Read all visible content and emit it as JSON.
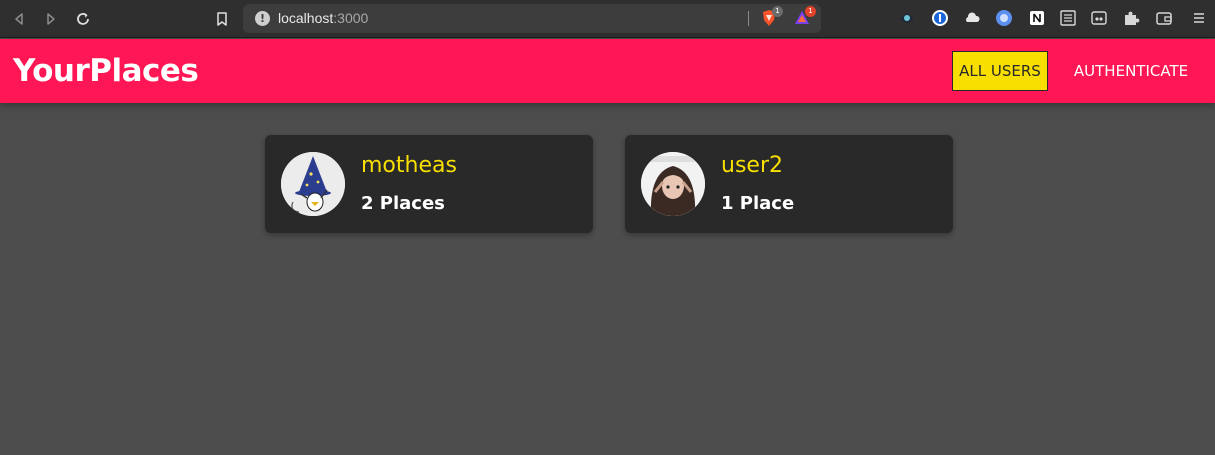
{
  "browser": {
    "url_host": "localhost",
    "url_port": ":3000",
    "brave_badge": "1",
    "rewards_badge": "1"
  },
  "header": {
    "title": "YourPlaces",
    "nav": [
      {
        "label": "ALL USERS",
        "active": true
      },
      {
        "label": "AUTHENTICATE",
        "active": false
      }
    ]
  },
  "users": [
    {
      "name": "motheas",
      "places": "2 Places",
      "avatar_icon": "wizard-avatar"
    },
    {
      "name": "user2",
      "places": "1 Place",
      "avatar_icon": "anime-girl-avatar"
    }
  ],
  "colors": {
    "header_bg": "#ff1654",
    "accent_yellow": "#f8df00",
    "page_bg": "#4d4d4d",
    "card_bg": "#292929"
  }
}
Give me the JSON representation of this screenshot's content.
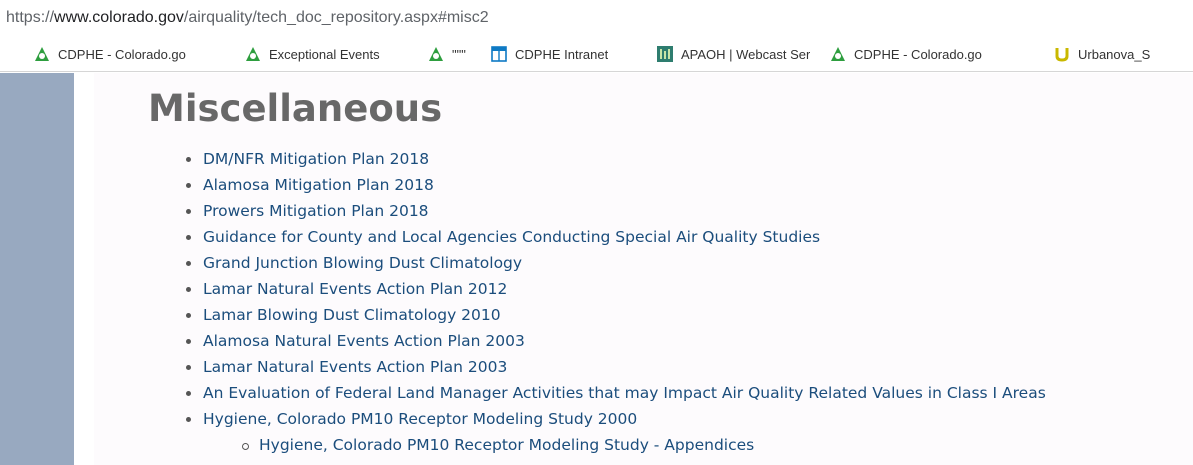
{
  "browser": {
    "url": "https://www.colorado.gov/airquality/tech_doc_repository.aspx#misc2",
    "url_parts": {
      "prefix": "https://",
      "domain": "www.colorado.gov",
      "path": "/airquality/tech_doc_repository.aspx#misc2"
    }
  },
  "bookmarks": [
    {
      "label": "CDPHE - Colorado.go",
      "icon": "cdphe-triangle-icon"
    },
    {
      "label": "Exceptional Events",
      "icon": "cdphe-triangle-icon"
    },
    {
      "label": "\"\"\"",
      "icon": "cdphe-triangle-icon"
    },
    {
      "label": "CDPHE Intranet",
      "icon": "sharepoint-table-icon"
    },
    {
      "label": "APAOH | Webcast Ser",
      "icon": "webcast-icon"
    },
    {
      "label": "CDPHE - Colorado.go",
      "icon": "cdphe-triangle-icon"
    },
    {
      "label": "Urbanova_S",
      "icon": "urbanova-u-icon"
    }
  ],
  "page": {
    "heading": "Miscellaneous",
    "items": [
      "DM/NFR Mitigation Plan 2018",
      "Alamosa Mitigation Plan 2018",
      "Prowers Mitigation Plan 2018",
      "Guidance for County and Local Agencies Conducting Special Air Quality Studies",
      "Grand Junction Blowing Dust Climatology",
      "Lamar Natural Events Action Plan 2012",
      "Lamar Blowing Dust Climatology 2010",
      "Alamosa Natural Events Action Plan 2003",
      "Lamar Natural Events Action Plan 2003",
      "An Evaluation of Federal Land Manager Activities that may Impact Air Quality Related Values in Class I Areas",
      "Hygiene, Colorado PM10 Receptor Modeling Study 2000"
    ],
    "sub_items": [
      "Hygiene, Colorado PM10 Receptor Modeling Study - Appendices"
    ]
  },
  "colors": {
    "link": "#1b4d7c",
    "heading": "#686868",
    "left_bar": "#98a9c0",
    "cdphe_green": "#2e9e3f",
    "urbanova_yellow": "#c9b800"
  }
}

...

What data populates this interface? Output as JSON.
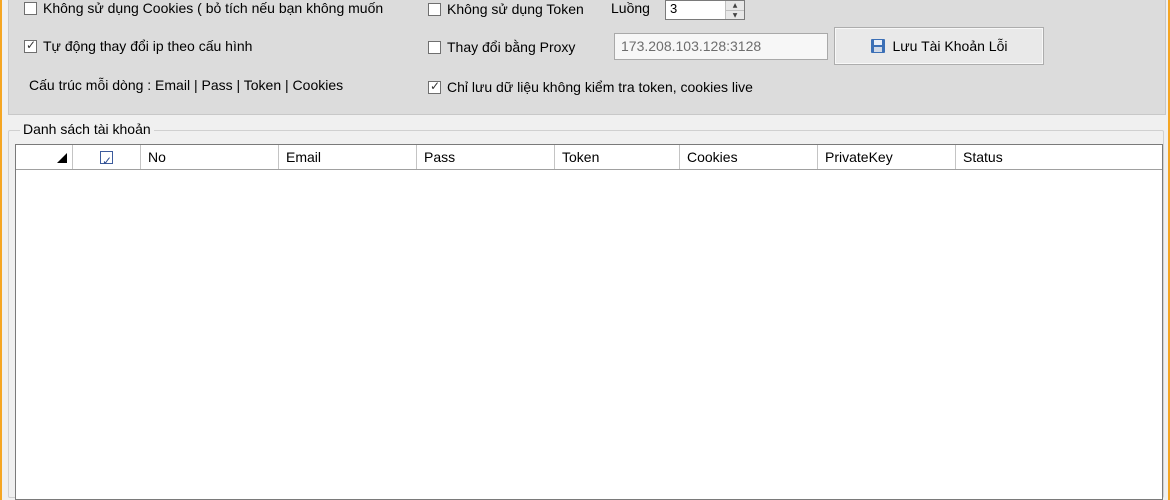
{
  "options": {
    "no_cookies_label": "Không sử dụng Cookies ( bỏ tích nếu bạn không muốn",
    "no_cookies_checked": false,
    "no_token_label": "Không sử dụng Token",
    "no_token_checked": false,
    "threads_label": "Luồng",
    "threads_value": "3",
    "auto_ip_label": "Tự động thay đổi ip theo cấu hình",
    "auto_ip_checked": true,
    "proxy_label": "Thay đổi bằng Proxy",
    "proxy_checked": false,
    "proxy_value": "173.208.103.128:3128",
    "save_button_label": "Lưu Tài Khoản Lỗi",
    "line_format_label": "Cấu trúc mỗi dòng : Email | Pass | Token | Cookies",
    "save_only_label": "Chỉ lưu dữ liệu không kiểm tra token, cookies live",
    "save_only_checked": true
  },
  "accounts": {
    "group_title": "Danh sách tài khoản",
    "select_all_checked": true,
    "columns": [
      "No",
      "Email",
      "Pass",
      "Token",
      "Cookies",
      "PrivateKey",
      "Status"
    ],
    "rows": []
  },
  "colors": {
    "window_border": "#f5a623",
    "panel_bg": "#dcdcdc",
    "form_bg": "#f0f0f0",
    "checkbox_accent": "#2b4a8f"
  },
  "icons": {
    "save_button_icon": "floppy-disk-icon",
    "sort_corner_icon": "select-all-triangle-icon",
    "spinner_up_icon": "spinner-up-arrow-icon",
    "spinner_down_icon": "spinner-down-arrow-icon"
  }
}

==

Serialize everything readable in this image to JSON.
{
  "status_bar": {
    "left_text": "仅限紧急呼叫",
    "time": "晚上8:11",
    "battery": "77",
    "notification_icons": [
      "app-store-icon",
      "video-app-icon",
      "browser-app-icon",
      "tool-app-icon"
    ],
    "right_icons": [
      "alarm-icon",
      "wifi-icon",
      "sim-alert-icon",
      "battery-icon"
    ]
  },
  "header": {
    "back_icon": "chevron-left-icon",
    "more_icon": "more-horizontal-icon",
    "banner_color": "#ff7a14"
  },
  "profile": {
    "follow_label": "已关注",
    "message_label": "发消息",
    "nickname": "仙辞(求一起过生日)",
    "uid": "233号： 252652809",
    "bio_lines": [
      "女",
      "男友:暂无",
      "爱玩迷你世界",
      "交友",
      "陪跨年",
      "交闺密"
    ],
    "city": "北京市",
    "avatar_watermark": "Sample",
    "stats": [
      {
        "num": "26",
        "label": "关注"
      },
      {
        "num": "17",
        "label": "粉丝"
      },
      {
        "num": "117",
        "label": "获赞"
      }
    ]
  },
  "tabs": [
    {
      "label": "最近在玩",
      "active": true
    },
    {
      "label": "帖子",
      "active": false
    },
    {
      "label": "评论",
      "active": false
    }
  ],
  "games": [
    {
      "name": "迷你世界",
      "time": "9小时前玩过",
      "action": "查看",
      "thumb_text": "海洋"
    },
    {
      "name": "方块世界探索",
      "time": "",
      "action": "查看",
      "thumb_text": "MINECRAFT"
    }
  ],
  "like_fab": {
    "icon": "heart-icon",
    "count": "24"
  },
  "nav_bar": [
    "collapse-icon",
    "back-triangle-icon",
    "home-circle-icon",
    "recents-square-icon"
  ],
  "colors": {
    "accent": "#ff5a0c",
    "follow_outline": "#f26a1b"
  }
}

[TASK DETAILS] Of the lines above, how many contain the word "Receptor"? Provide the number and nothing else.

[PROBLEM SOLUTION] 2